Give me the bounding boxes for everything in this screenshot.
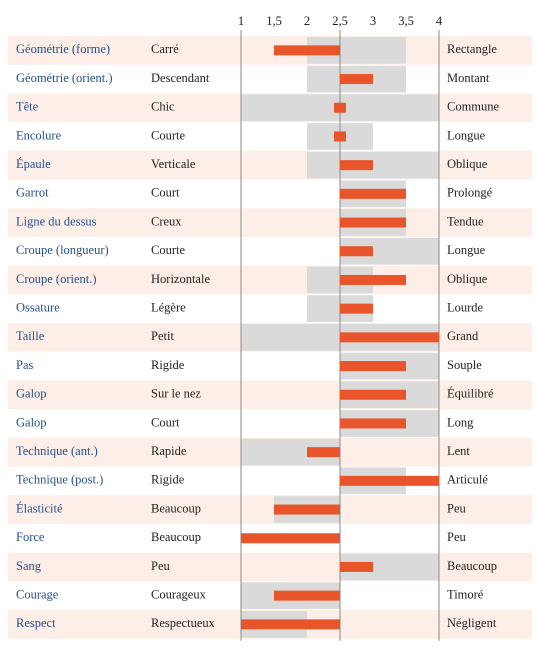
category-label: Géométrie (forme) <box>16 42 110 56</box>
left-label: Chic <box>151 100 175 114</box>
right-label: Tendue <box>447 214 484 228</box>
bar <box>241 533 340 544</box>
category-label: Épaule <box>16 157 51 171</box>
category-label: Technique (post.) <box>16 473 103 487</box>
x-tick-label: 1 <box>238 14 244 28</box>
bar <box>340 274 406 285</box>
category-label: Sang <box>16 559 42 573</box>
x-tick-label: 3,5 <box>398 14 414 28</box>
bar <box>340 217 406 228</box>
category-label: Galop <box>16 415 47 429</box>
left-label: Creux <box>151 214 182 228</box>
right-label: Montant <box>447 71 490 85</box>
left-label: Rigide <box>151 473 185 487</box>
right-label: Négligent <box>447 616 497 630</box>
bar <box>334 131 346 142</box>
row-band <box>8 36 532 65</box>
x-tick-label: 1,5 <box>266 14 282 28</box>
bar <box>307 447 340 458</box>
category-label: Galop <box>16 387 47 401</box>
left-label: Peu <box>151 559 171 573</box>
left-label: Courageux <box>151 588 207 602</box>
row-band <box>8 495 532 524</box>
category-label: Tête <box>16 100 39 114</box>
left-label: Légère <box>151 301 186 315</box>
category-label: Ossature <box>16 301 60 315</box>
bar <box>340 246 373 257</box>
right-label: Articulé <box>447 473 488 487</box>
left-label: Rigide <box>151 358 185 372</box>
category-label: Ligne du dessus <box>16 214 97 228</box>
right-label: Lent <box>447 444 470 458</box>
left-label: Descendant <box>151 71 210 85</box>
x-tick-label: 3 <box>370 14 376 28</box>
left-label: Courte <box>151 243 185 257</box>
bar <box>340 74 373 85</box>
bar <box>340 303 373 314</box>
left-label: Court <box>151 186 180 200</box>
bar <box>340 160 373 171</box>
category-label: Élasticité <box>16 501 63 515</box>
category-label: Courage <box>16 588 59 602</box>
left-label: Carré <box>151 42 179 56</box>
right-label: Rectangle <box>447 42 497 56</box>
x-tick-label: 4 <box>436 14 443 28</box>
bar <box>340 361 406 372</box>
right-label: Oblique <box>447 272 488 286</box>
left-label: Petit <box>151 329 174 343</box>
right-label: Long <box>447 415 474 429</box>
row-band <box>8 208 532 237</box>
category-label: Taille <box>16 329 45 343</box>
category-label: Respect <box>16 616 56 630</box>
right-label: Peu <box>447 501 467 515</box>
right-label: Grand <box>447 329 479 343</box>
row-band <box>8 150 532 180</box>
bar <box>334 102 346 113</box>
left-label: Sur le nez <box>151 387 201 401</box>
bar <box>340 475 439 486</box>
right-label: Souple <box>447 358 482 372</box>
x-tick-label: 2,5 <box>332 14 348 28</box>
row-band <box>8 380 532 410</box>
right-label: Équilibré <box>447 387 494 401</box>
bar <box>274 590 340 601</box>
category-label: Géométrie (orient.) <box>16 71 112 85</box>
right-label: Oblique <box>447 157 488 171</box>
bar <box>340 332 439 343</box>
right-label: Prolongé <box>447 186 493 200</box>
left-label: Respectueux <box>151 616 216 630</box>
category-label: Pas <box>16 358 34 372</box>
x-tick-label: 2 <box>304 14 310 28</box>
bar <box>340 561 373 572</box>
right-label: Beaucoup <box>447 559 497 573</box>
bar <box>274 504 340 515</box>
row-band <box>8 552 532 582</box>
left-label: Beaucoup <box>151 501 201 515</box>
category-label: Croupe (orient.) <box>16 272 97 286</box>
left-label: Court <box>151 415 180 429</box>
row-band <box>8 265 532 295</box>
right-label: Timoré <box>447 588 484 602</box>
left-label: Horizontale <box>151 272 210 286</box>
category-label: Encolure <box>16 128 62 142</box>
bar <box>274 45 340 56</box>
category-label: Croupe (longueur) <box>16 243 109 257</box>
category-label: Technique (ant.) <box>16 444 98 458</box>
right-label: Lourde <box>447 301 484 315</box>
right-label: Longue <box>447 243 486 257</box>
left-label: Verticale <box>151 157 196 171</box>
bar <box>241 619 340 630</box>
left-label: Courte <box>151 128 185 142</box>
bar <box>340 389 406 400</box>
category-label: Force <box>16 530 45 544</box>
left-label: Rapide <box>151 444 187 458</box>
bar <box>340 188 406 199</box>
right-label: Commune <box>447 100 500 114</box>
right-label: Longue <box>447 128 486 142</box>
left-label: Beaucoup <box>151 530 201 544</box>
right-label: Peu <box>447 530 467 544</box>
category-label: Garrot <box>16 186 49 200</box>
bar <box>340 418 406 429</box>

▶ [What you need to do]: Swap "Galop" for "Trot" throughout all of the lines above, leaving everything else unchanged, and reproduce them without the pictures.

▶ [Task response]:
Give me the bounding boxes for everything in this screenshot.
category-label: Géométrie (forme) <box>16 42 110 56</box>
left-label: Chic <box>151 100 175 114</box>
right-label: Tendue <box>447 214 484 228</box>
bar <box>241 533 340 544</box>
category-label: Épaule <box>16 157 51 171</box>
category-label: Technique (post.) <box>16 473 103 487</box>
x-tick-label: 1 <box>238 14 244 28</box>
bar <box>340 274 406 285</box>
category-label: Sang <box>16 559 42 573</box>
x-tick-label: 3,5 <box>398 14 414 28</box>
bar <box>340 217 406 228</box>
category-label: Trot <box>16 415 47 429</box>
left-label: Creux <box>151 214 182 228</box>
right-label: Montant <box>447 71 490 85</box>
left-label: Rigide <box>151 473 185 487</box>
right-label: Négligent <box>447 616 497 630</box>
bar <box>334 131 346 142</box>
row-band <box>8 36 532 65</box>
x-tick-label: 1,5 <box>266 14 282 28</box>
bar <box>307 447 340 458</box>
category-label: Trot <box>16 387 47 401</box>
left-label: Peu <box>151 559 171 573</box>
left-label: Courageux <box>151 588 207 602</box>
row-band <box>8 495 532 524</box>
category-label: Tête <box>16 100 39 114</box>
left-label: Légère <box>151 301 186 315</box>
category-label: Ossature <box>16 301 60 315</box>
bar <box>340 246 373 257</box>
right-label: Articulé <box>447 473 488 487</box>
left-label: Rigide <box>151 358 185 372</box>
category-label: Ligne du dessus <box>16 214 97 228</box>
right-label: Lent <box>447 444 470 458</box>
left-label: Descendant <box>151 71 210 85</box>
x-tick-label: 3 <box>370 14 376 28</box>
left-label: Courte <box>151 243 185 257</box>
bar <box>340 74 373 85</box>
bar <box>340 303 373 314</box>
left-label: Court <box>151 186 180 200</box>
bar <box>340 160 373 171</box>
category-label: Élasticité <box>16 501 63 515</box>
category-label: Courage <box>16 588 59 602</box>
left-label: Carré <box>151 42 179 56</box>
right-label: Rectangle <box>447 42 497 56</box>
x-tick-label: 4 <box>436 14 443 28</box>
bar <box>340 361 406 372</box>
right-label: Oblique <box>447 272 488 286</box>
left-label: Petit <box>151 329 174 343</box>
right-label: Long <box>447 415 474 429</box>
row-band <box>8 208 532 237</box>
category-label: Taille <box>16 329 45 343</box>
category-label: Respect <box>16 616 56 630</box>
right-label: Peu <box>447 501 467 515</box>
right-label: Grand <box>447 329 479 343</box>
row-band <box>8 150 532 180</box>
bar <box>334 102 346 113</box>
left-label: Sur le nez <box>151 387 201 401</box>
bar <box>340 475 439 486</box>
right-label: Souple <box>447 358 482 372</box>
x-tick-label: 2,5 <box>332 14 348 28</box>
row-band <box>8 380 532 410</box>
right-label: Équilibré <box>447 387 494 401</box>
bar <box>274 590 340 601</box>
category-label: Géométrie (orient.) <box>16 71 112 85</box>
right-label: Oblique <box>447 157 488 171</box>
bar <box>340 332 439 343</box>
right-label: Prolongé <box>447 186 493 200</box>
left-label: Respectueux <box>151 616 216 630</box>
category-label: Pas <box>16 358 34 372</box>
x-tick-label: 2 <box>304 14 310 28</box>
bar <box>340 561 373 572</box>
right-label: Beaucoup <box>447 559 497 573</box>
bar <box>274 504 340 515</box>
row-band <box>8 552 532 582</box>
left-label: Beaucoup <box>151 501 201 515</box>
category-label: Croupe (orient.) <box>16 272 97 286</box>
left-label: Court <box>151 415 180 429</box>
row-band <box>8 265 532 295</box>
right-label: Timoré <box>447 588 484 602</box>
left-label: Horizontale <box>151 272 210 286</box>
category-label: Encolure <box>16 128 62 142</box>
bar <box>274 45 340 56</box>
category-label: Croupe (longueur) <box>16 243 109 257</box>
category-label: Technique (ant.) <box>16 444 98 458</box>
right-label: Lourde <box>447 301 484 315</box>
right-label: Longue <box>447 243 486 257</box>
left-label: Verticale <box>151 157 196 171</box>
bar <box>241 619 340 630</box>
left-label: Courte <box>151 128 185 142</box>
bar <box>340 389 406 400</box>
category-label: Force <box>16 530 45 544</box>
left-label: Rapide <box>151 444 187 458</box>
bar <box>340 188 406 199</box>
right-label: Commune <box>447 100 500 114</box>
right-label: Longue <box>447 128 486 142</box>
left-label: Beaucoup <box>151 530 201 544</box>
right-label: Peu <box>447 530 467 544</box>
category-label: Garrot <box>16 186 49 200</box>
bar <box>340 418 406 429</box>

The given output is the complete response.